What is required: In the data below, find every line that has the string "آگهی", and copy it.

● ● ●

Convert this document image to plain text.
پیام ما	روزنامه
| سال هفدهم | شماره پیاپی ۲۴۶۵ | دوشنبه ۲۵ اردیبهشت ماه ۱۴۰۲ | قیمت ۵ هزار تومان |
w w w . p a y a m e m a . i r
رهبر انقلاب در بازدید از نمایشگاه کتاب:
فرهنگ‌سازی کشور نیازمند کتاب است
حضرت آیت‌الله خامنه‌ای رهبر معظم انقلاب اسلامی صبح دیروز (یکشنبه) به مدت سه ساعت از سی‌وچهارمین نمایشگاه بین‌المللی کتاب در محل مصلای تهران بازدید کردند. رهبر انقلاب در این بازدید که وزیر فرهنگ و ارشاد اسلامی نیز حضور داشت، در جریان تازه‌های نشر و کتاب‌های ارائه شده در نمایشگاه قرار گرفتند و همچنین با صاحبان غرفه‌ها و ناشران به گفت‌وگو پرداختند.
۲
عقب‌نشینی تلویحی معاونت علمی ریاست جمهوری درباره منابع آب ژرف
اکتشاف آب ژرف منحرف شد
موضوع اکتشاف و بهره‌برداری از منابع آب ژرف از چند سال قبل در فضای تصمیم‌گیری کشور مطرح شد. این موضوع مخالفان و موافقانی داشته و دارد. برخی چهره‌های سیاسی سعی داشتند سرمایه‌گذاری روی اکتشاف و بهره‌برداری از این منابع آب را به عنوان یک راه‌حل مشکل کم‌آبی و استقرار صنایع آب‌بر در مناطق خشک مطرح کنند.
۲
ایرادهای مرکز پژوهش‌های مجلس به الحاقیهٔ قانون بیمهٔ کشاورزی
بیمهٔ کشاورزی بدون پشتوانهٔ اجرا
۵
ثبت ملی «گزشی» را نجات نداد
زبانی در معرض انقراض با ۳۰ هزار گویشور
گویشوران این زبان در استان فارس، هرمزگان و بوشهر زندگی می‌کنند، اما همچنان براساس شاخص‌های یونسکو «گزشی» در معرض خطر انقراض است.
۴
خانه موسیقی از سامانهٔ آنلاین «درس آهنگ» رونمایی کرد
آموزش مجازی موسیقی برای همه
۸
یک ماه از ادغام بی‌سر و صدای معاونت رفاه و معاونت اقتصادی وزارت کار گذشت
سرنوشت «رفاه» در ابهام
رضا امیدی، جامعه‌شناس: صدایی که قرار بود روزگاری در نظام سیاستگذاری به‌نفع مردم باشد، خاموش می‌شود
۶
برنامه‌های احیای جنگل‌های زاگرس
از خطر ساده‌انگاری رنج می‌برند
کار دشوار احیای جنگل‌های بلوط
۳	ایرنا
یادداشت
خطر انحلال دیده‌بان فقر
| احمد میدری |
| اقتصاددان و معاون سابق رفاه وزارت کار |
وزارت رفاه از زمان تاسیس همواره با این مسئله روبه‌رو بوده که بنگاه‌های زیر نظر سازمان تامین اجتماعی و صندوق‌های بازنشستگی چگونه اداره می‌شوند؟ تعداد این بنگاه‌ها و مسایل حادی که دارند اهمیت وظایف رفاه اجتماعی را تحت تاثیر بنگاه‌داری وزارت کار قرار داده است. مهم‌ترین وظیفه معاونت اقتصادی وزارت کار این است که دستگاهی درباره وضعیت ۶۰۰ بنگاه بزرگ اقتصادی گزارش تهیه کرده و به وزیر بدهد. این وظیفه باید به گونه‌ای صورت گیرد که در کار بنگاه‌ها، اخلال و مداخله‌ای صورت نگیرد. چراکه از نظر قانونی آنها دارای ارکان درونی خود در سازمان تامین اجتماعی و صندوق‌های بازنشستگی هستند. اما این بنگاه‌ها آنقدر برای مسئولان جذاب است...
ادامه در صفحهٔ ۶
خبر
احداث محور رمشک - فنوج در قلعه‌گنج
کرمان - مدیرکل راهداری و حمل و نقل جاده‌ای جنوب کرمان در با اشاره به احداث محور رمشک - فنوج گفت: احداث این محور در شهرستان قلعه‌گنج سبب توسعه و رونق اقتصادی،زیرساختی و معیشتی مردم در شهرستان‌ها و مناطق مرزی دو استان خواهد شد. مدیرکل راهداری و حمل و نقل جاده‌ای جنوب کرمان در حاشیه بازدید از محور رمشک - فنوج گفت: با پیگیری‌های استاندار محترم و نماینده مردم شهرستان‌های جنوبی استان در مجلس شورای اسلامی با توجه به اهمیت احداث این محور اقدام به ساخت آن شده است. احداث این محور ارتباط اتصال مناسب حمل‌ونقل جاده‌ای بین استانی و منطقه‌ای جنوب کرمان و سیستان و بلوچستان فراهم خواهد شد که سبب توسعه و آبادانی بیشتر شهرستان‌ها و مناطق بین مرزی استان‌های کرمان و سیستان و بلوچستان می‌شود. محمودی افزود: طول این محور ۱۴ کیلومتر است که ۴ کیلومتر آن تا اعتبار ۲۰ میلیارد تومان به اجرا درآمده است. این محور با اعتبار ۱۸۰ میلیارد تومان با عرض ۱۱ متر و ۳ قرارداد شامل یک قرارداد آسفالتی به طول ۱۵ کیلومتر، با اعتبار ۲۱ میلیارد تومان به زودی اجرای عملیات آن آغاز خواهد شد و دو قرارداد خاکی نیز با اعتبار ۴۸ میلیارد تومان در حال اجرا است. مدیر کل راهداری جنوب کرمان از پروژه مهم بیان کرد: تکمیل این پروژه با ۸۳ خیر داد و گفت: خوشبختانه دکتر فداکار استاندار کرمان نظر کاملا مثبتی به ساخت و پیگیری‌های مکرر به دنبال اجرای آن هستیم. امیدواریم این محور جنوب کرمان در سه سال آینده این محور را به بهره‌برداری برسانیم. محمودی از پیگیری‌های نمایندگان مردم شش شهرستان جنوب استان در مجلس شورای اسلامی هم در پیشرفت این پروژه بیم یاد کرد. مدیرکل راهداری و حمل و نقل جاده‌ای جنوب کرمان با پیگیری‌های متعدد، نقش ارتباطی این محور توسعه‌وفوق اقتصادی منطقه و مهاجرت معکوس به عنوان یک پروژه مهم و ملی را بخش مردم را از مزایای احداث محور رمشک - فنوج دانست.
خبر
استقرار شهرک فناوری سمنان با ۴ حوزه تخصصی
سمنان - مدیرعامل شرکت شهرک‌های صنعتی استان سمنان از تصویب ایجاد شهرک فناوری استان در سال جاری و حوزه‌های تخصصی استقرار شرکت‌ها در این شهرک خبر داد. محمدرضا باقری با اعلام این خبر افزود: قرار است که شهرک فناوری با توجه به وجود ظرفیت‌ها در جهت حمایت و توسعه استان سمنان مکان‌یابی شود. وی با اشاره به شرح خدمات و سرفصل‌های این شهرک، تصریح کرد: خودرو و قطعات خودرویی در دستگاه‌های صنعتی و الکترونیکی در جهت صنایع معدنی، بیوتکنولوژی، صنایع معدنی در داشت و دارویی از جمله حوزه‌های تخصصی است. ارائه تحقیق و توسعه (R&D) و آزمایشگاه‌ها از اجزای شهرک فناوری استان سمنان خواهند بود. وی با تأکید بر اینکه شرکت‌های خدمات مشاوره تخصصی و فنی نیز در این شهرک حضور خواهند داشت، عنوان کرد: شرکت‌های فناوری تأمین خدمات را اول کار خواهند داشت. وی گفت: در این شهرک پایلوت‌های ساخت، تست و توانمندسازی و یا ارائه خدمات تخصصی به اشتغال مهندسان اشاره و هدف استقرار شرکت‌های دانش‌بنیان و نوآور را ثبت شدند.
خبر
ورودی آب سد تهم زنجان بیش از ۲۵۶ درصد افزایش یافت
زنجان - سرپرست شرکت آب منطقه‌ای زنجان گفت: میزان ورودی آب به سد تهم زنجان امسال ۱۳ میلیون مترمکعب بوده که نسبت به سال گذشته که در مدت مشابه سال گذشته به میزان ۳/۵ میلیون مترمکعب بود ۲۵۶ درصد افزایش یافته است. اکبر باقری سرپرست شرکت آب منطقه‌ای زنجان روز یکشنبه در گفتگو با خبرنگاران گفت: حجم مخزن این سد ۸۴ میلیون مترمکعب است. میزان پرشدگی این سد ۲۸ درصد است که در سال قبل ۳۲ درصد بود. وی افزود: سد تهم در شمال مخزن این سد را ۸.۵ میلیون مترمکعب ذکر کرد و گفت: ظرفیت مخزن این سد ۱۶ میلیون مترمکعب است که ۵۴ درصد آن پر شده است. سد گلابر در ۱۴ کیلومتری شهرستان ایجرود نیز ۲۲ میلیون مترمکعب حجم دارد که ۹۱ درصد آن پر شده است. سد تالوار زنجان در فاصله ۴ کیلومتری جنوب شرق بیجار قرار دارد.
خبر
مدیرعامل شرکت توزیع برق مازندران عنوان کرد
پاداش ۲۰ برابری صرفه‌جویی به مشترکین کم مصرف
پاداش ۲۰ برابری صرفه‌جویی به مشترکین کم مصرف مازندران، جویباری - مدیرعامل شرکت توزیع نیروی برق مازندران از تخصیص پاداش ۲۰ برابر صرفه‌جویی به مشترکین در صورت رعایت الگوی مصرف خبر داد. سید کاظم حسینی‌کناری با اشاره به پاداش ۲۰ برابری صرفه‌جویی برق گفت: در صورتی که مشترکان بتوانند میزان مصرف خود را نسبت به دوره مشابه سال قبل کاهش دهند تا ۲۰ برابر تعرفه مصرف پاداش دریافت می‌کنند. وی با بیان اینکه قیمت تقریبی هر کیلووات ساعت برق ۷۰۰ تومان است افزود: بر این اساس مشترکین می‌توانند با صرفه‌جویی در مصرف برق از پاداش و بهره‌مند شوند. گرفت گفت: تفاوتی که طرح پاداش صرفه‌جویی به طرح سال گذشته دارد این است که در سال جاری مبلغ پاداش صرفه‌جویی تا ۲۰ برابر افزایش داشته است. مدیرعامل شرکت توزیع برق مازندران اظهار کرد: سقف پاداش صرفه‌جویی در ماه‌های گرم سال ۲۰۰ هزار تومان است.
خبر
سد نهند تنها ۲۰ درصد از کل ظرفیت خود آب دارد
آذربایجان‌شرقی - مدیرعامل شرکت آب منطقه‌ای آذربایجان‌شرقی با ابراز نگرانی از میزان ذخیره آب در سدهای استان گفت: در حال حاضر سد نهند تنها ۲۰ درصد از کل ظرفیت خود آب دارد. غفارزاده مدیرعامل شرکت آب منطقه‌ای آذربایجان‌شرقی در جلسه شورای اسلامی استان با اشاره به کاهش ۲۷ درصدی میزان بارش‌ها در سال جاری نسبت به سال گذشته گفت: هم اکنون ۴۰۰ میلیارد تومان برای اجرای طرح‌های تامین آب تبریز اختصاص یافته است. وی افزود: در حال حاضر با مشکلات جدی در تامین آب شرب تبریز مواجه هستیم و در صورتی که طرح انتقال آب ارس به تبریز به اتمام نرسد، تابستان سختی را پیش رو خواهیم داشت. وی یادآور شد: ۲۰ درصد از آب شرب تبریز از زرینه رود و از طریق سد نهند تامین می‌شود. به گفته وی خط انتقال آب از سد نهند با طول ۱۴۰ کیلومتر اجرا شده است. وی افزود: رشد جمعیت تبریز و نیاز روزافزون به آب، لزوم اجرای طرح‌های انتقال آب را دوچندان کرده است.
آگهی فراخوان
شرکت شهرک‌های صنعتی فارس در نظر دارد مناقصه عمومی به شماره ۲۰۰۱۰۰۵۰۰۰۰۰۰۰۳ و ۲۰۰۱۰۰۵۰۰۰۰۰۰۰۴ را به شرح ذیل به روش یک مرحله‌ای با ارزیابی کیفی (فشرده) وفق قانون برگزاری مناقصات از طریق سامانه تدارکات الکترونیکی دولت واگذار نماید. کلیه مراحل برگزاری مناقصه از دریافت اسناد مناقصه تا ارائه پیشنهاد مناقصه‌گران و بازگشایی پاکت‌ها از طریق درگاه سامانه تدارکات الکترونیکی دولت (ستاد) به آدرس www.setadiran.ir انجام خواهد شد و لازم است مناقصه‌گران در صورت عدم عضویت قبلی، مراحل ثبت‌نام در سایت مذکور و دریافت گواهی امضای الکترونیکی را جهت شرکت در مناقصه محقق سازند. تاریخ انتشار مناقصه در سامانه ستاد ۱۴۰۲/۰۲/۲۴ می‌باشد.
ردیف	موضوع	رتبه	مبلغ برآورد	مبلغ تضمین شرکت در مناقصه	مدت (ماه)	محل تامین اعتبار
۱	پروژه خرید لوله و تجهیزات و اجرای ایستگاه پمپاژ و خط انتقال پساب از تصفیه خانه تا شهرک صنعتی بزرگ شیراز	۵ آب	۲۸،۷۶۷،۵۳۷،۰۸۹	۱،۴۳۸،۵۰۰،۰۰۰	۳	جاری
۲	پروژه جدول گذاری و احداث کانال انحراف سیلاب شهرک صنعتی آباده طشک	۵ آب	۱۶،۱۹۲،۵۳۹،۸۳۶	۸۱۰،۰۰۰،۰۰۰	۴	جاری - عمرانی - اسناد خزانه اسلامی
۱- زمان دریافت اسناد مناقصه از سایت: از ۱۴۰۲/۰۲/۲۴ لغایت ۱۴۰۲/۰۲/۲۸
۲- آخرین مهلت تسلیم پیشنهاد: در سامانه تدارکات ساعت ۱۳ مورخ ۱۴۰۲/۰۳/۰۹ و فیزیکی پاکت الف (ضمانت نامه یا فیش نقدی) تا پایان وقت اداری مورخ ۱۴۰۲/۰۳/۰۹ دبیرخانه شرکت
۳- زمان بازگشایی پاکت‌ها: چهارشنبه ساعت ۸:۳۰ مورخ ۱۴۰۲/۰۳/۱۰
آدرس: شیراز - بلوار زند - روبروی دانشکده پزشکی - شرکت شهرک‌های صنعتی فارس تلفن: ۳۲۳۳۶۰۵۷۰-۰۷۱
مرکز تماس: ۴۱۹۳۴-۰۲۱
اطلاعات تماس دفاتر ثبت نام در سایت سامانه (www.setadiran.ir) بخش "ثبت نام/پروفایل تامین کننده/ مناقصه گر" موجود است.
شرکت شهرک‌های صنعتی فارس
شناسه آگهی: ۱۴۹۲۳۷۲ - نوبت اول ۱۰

● ● ●

Result:
آگهی فراخوان
شناسه آگهی: ۱۴۹۲۳۷۲ - نوبت اول ۱۰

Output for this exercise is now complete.